__Extracted information__:
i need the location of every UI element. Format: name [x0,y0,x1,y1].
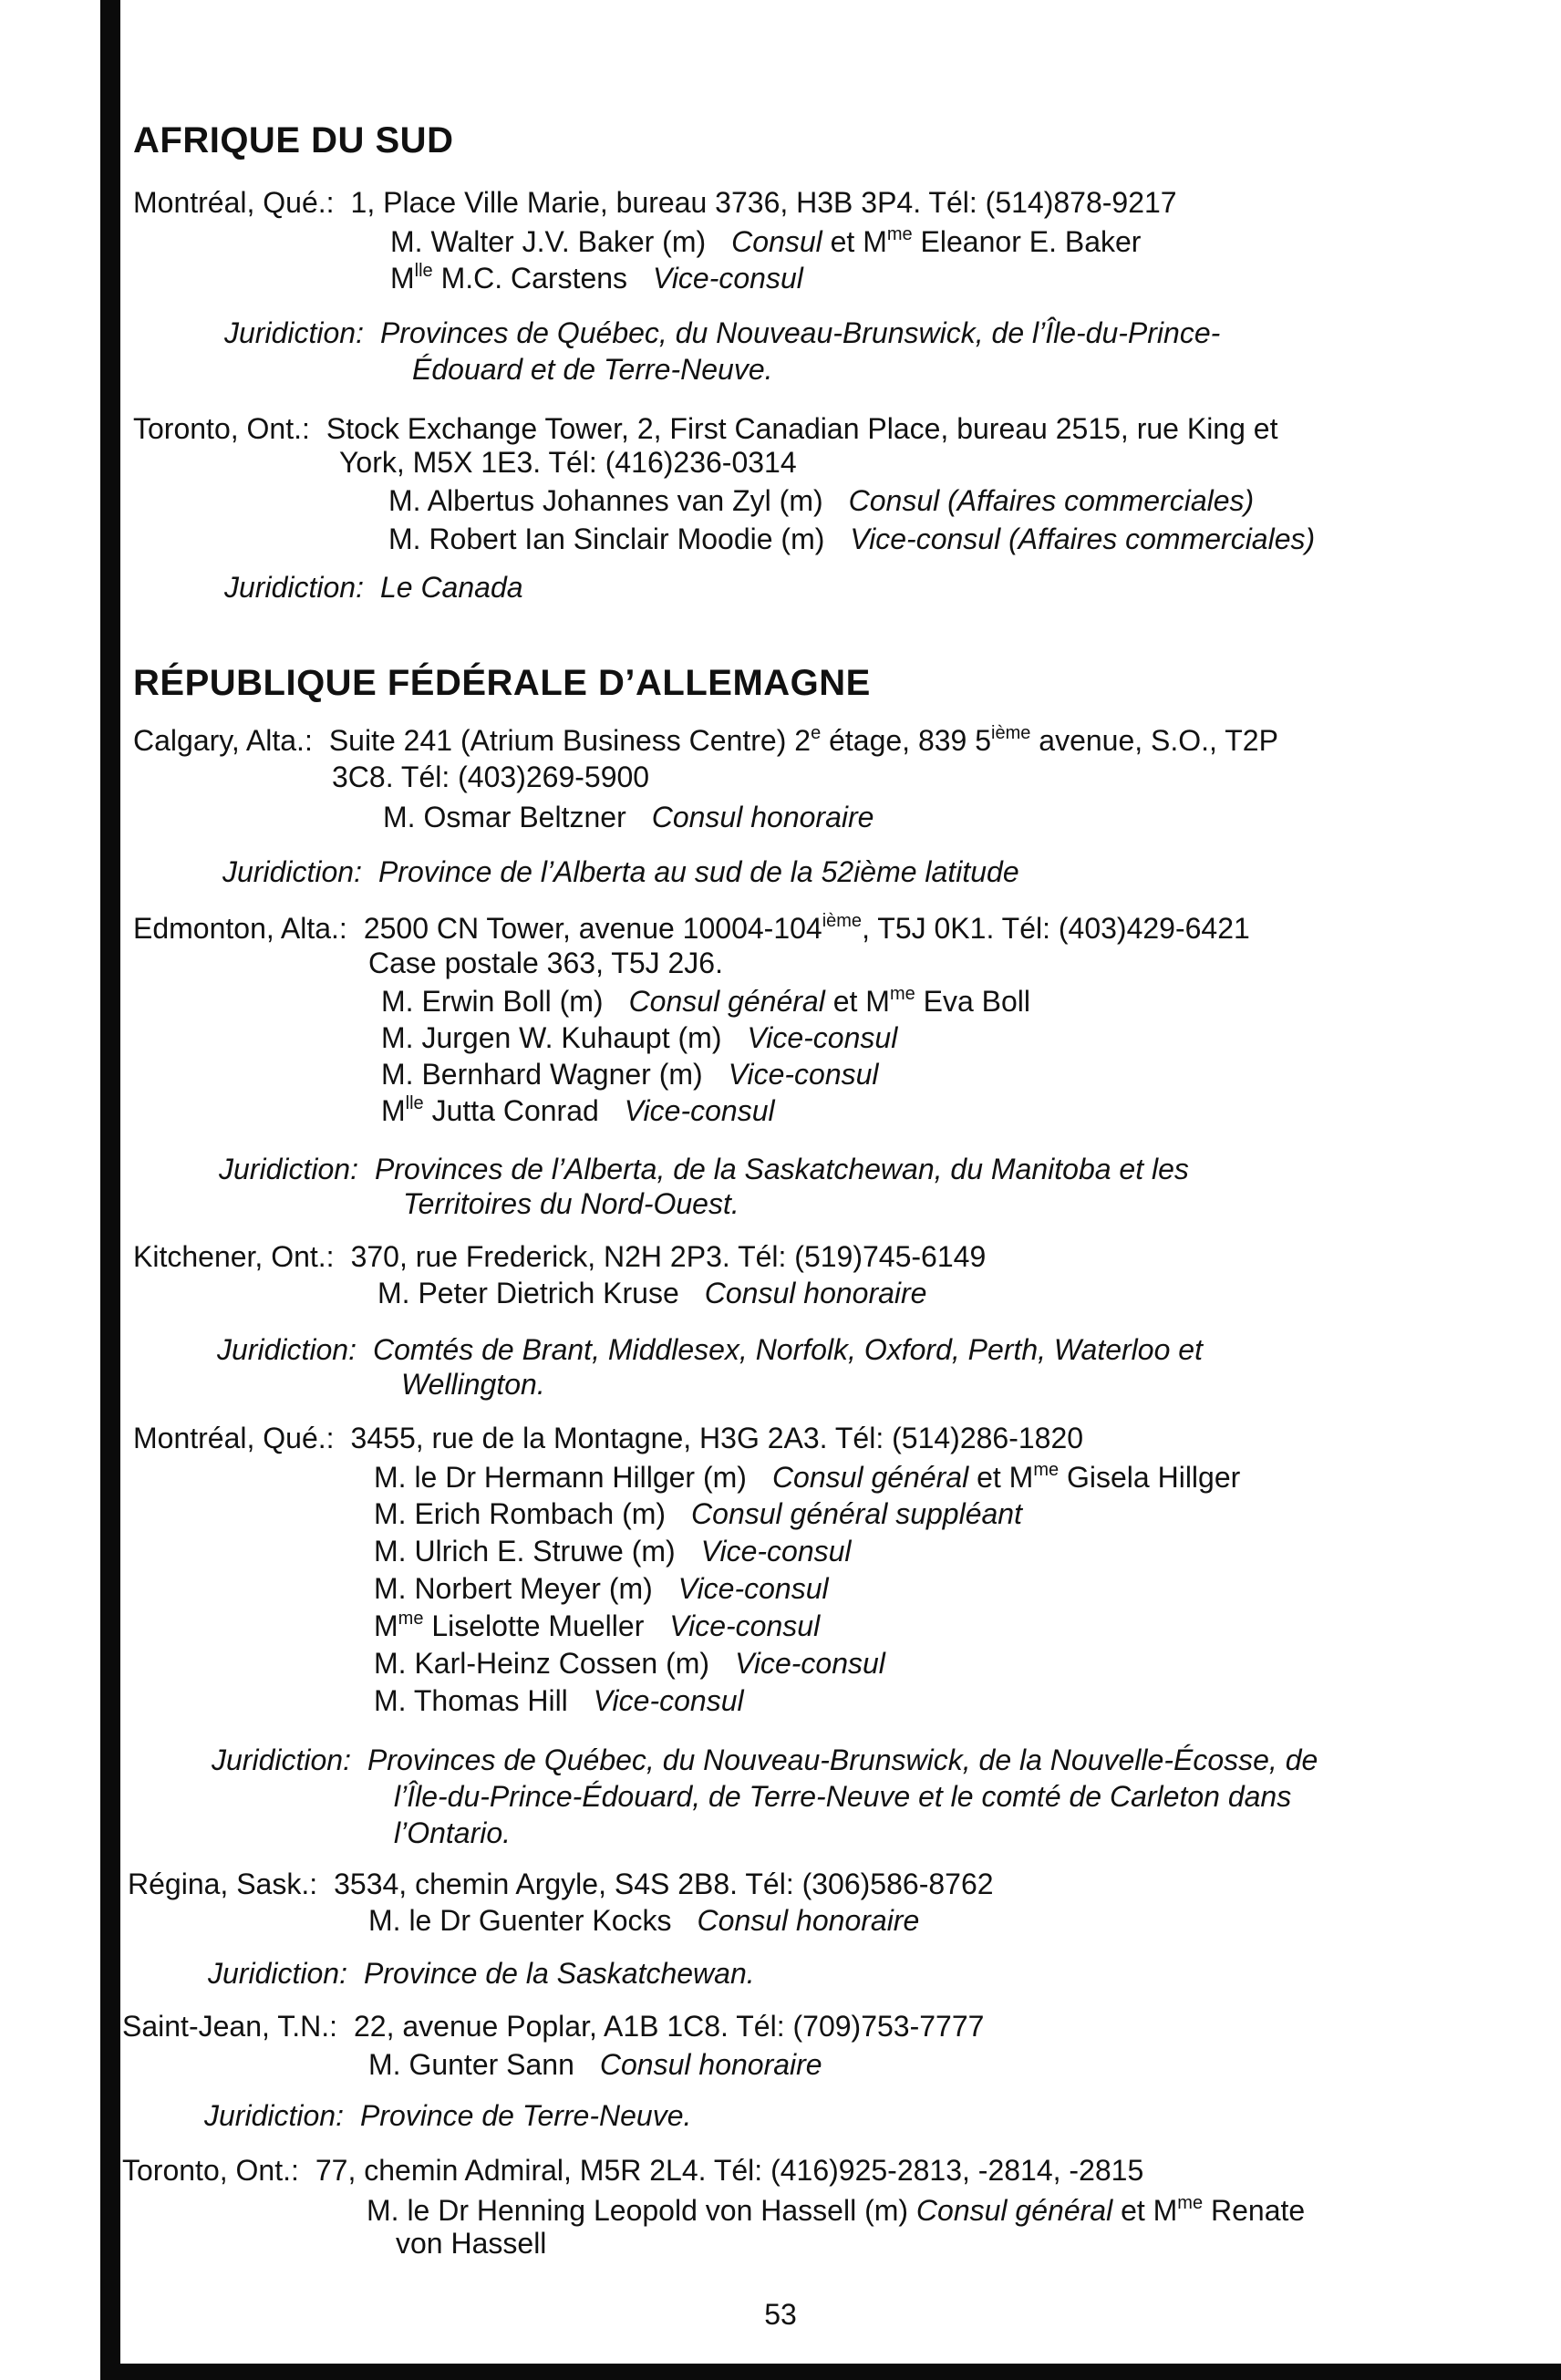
person-title: Consul [731,225,822,258]
jurisdiction-text: Provinces de l’Alberta, de la Saskatchewan, du Manitoba et les [374,1153,1189,1185]
address: Suite 241 (Atrium Business Centre) 2 [328,724,812,757]
address: 2500 CN Tower, avenue 10004-104 [363,912,822,945]
person-title: Consul honoraire [599,2048,822,2081]
jurisdiction-continuation: Édouard et de Terre-Neuve. [412,353,773,386]
person-name: M. Bernhard Wagner (m) [381,1058,703,1091]
address: , T5J 0K1. Tél: (403)429-6421 [862,912,1250,945]
city-label: Montréal, Qué.: [133,186,335,219]
jurisdiction-text: Province de l’Alberta au sud de la 52ième latitude [377,855,1019,888]
person-title: Vice-consul [735,1647,885,1680]
city-label: Saint-Jean, T.N.: [122,2010,337,2043]
person-title: Consul général suppléant [691,1497,1022,1530]
person-title: Consul honoraire [651,801,874,833]
person-title: Consul honoraire [697,1904,920,1937]
person-name: M. Jurgen W. Kuhaupt (m) [381,1021,722,1054]
person-title: Vice-consul [653,262,803,295]
person-line [381,983,1030,1019]
person-title: Consul (Affaires commerciales) [848,484,1255,517]
section-heading-allemagne: RÉPUBLIQUE FÉDÉRALE D’ALLEMAGNE [133,663,871,703]
person-line [388,482,1254,519]
city-label: Calgary, Alta.: [133,724,313,757]
ordinal-superscript: ième [822,911,863,931]
person-name: M. Erwin Boll (m) [381,985,604,1018]
person-line [381,1056,879,1092]
address: 22, avenue Poplar, A1B 1C8. Tél: (709)753-7777 [353,2010,985,2043]
spouse-name: Eleanor E. Baker [920,225,1142,258]
address: 370, rue Frederick, N2H 2P3. Tél: (519)745-6149 [350,1240,987,1273]
entry-line-montreal-afrique [133,184,1177,221]
person-title: Vice-consul [728,1058,879,1091]
jurisdiction-line [222,854,1019,890]
address: 77, chemin Admiral, M5R 2L4. Tél: (416)925-2813, -2814, -2815 [315,2154,1144,2187]
person-title: Vice-consul [747,1021,898,1054]
entry-line-regina [128,1866,994,1902]
person-name: M. Erich Rombach (m) [374,1497,667,1530]
city-label: Régina, Sask.: [128,1868,318,1900]
jurisdiction-line [204,2097,691,2134]
person-line [377,1275,926,1311]
jurisdiction-line [224,569,523,605]
title-superscript: me [1033,1460,1060,1480]
city-label: Toronto, Ont.: [122,2154,299,2187]
address: Stock Exchange Tower, 2, First Canadian Place, bureau 2515, rue King et [326,412,1278,445]
jurisdiction-line [217,1331,1203,1368]
spouse-join: et M [977,1461,1034,1494]
spouse-name: Gisela Hillger [1067,1461,1241,1494]
city-label: Toronto, Ont.: [133,412,310,445]
spouse-join: et M [830,225,887,258]
person-name: M. Albertus Johannes van Zyl (m) [388,484,823,517]
person-line [388,521,1315,557]
person-title: Consul général [771,1461,969,1494]
person-title: Vice-consul [593,1684,744,1717]
entry-line-kitchener [133,1238,986,1275]
entry-line-montreal-allemagne [133,1420,1083,1456]
person-name: M. Norbert Meyer (m) [374,1572,653,1605]
spouse-join: et M [1121,2194,1178,2227]
jurisdiction-label: Juridiction: [212,1744,351,1776]
person-title: Vice-consul [624,1094,775,1127]
jurisdiction-text: Provinces de Québec, du Nouveau-Brunswick, de la Nouvelle-Écosse, de [367,1744,1318,1776]
person-line [368,1902,919,1939]
person-name: Liselotte Mueller [431,1609,645,1642]
jurisdiction-continuation: Wellington. [401,1368,545,1401]
person-line [374,1459,1240,1495]
jurisdiction-label: Juridiction: [224,316,364,349]
person-title: Vice-consul [669,1609,821,1642]
title-superscript: me [886,224,913,244]
address-continuation: Case postale 363, T5J 2J6. [368,947,723,979]
person-line [367,2192,1305,2229]
person-title: Vice-consul [677,1572,829,1605]
spouse-name: Renate [1210,2194,1306,2227]
title-superscript: lle [405,1093,424,1113]
entry-line-toronto-afrique [133,410,1277,447]
spouse-join: et M [832,985,890,1018]
city-label: Edmonton, Alta.: [133,912,347,945]
person-title: Consul général [628,985,825,1018]
person-line [374,1645,885,1682]
person-line [390,223,1141,260]
person-line [368,2046,822,2083]
address: 3534, chemin Argyle, S4S 2B8. Tél: (306)586-8762 [334,1868,994,1900]
person-name: M. le Dr Henning Leopold von Hassell (m) [367,2194,909,2227]
jurisdiction-text: Province de la Saskatchewan. [363,1957,755,1990]
spouse-name: Eva Boll [923,985,1031,1018]
address-continuation: York, M5X 1E3. Tél: (416)236-0314 [339,446,797,479]
ordinal-superscript: ième [991,723,1031,743]
person-title: Vice-consul [700,1535,852,1568]
person-line [374,1682,744,1719]
city-label: Montréal, Qué.: [133,1422,335,1454]
person-line [374,1570,829,1607]
jurisdiction-label: Juridiction: [204,2099,344,2132]
address: 1, Place Ville Marie, bureau 3736, H3B 3P4. Tél: (514)878-9217 [350,186,1177,219]
city-label: Kitchener, Ont.: [133,1240,335,1273]
jurisdiction-label: Juridiction: [224,571,364,604]
section-heading-afrique-du-sud: AFRIQUE DU SUD [133,120,454,160]
person-line [381,1019,897,1056]
jurisdiction-label: Juridiction: [222,855,362,888]
person-name: M. Gunter Sann [368,2048,574,2081]
person-line [374,1495,1022,1532]
jurisdiction-continuation: l’Ontario. [394,1816,512,1849]
jurisdiction-text: Province de Terre-Neuve. [359,2099,692,2132]
person-name: M. le Dr Guenter Kocks [368,1904,672,1937]
person-name: M. Thomas Hill [374,1684,568,1717]
person-name: M. Peter Dietrich Kruse [377,1277,679,1309]
page-number: 53 [764,2298,797,2331]
person-line [374,1533,852,1569]
honorific: M [374,1609,398,1642]
honorific: M [390,262,415,295]
ordinal-superscript: e [811,723,822,743]
entry-line-saint-jean [122,2008,984,2044]
jurisdiction-continuation: Territoires du Nord-Ouest. [403,1187,739,1220]
title-superscript: me [1177,2193,1204,2213]
person-title: Consul honoraire [704,1277,927,1309]
person-line [383,799,874,835]
person-name: M.C. Carstens [440,262,628,295]
address: 3455, rue de la Montagne, H3G 2A3. Tél: (514)286-1820 [350,1422,1084,1454]
person-name: M. Ulrich E. Struwe (m) [374,1535,676,1568]
title-superscript: me [398,1609,424,1629]
person-title: Consul général [915,2194,1113,2227]
honorific: M [381,1094,406,1127]
person-name: M. Walter J.V. Baker (m) [390,225,707,258]
jurisdiction-line [219,1151,1189,1187]
title-superscript: lle [414,261,433,281]
person-name-continuation: von Hassell [396,2227,547,2260]
person-name: M. Osmar Beltzner [383,801,626,833]
jurisdiction-text: Comtés de Brant, Middlesex, Norfolk, Oxford, Perth, Waterloo et [372,1333,1203,1366]
jurisdiction-line [224,315,1220,351]
entry-line-calgary [133,722,1278,759]
address-continuation: 3C8. Tél: (403)269-5900 [332,761,650,793]
person-name: Jutta Conrad [431,1094,599,1127]
jurisdiction-text: Le Canada [379,571,523,604]
address: avenue, S.O., T2P [1039,724,1278,757]
jurisdiction-line [212,1742,1318,1778]
entry-line-toronto-allemagne [122,2152,1143,2189]
person-title: Vice-consul (Affaires commerciales) [850,523,1316,555]
jurisdiction-label: Juridiction: [219,1153,358,1185]
jurisdiction-label: Juridiction: [217,1333,357,1366]
jurisdiction-label: Juridiction: [208,1957,347,1990]
person-name: M. Robert Ian Sinclair Moodie (m) [388,523,825,555]
person-name: M. Karl-Heinz Cossen (m) [374,1647,710,1680]
jurisdiction-continuation: l’Île-du-Prince-Édouard, de Terre-Neuve et le comté de Carleton dans [394,1780,1292,1813]
jurisdiction-line [208,1955,755,1992]
jurisdiction-text: Provinces de Québec, du Nouveau-Brunswick, de l’Île-du-Prince- [379,316,1221,349]
entry-line-edmonton [133,910,1250,947]
person-line [374,1608,820,1644]
address: étage, 839 5 [829,724,992,757]
person-name: M. le Dr Hermann Hillger (m) [374,1461,747,1494]
person-line [390,260,803,296]
title-superscript: me [889,984,915,1004]
person-line [381,1092,775,1129]
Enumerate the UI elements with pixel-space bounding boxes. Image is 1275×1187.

__Exercise objective__: Copy the rows starting with the line that contains "person-title: Consul [731,225,822,258]" and going on through the line that contains "jurisdiction-line [222,854,1019,890]", exactly as they appear.

__Written answer__:
person-title: Consul [731,225,822,258]
jurisdiction-text: Provinces de l’Alberta, de la Saskatchewan, du Manitoba et les [374,1153,1189,1185]
address: Suite 241 (Atrium Business Centre) 2 [328,724,812,757]
address: 2500 CN Tower, avenue 10004-104 [363,912,822,945]
person-title: Consul honoraire [599,2048,822,2081]
jurisdiction-continuation: Édouard et de Terre-Neuve. [412,353,773,386]
person-name: M. Bernhard Wagner (m) [381,1058,703,1091]
address: , T5J 0K1. Tél: (403)429-6421 [862,912,1250,945]
city-label: Montréal, Qué.: [133,186,335,219]
jurisdiction-text: Province de l’Alberta au sud de la 52ième latitude [377,855,1019,888]
person-title: Vice-consul [735,1647,885,1680]
city-label: Saint-Jean, T.N.: [122,2010,337,2043]
person-title: Consul général suppléant [691,1497,1022,1530]
person-title: Consul honoraire [651,801,874,833]
person-title: Consul honoraire [697,1904,920,1937]
person-name: M. Jurgen W. Kuhaupt (m) [381,1021,722,1054]
person-title: Vice-consul [653,262,803,295]
person-line [381,983,1030,1019]
person-title: Consul (Affaires commerciales) [848,484,1255,517]
section-heading-allemagne: RÉPUBLIQUE FÉDÉRALE D’ALLEMAGNE [133,663,871,703]
person-line [388,482,1254,519]
city-label: Calgary, Alta.: [133,724,313,757]
ordinal-superscript: ième [822,911,863,931]
person-name: M. Erwin Boll (m) [381,985,604,1018]
person-line [381,1056,879,1092]
address: 22, avenue Poplar, A1B 1C8. Tél: (709)753-7777 [353,2010,985,2043]
spouse-name: Eleanor E. Baker [920,225,1142,258]
address: 370, rue Frederick, N2H 2P3. Tél: (519)745-6149 [350,1240,987,1273]
entry-line-montreal-afrique [133,184,1177,221]
person-title: Vice-consul [728,1058,879,1091]
jurisdiction-line [222,854,1019,890]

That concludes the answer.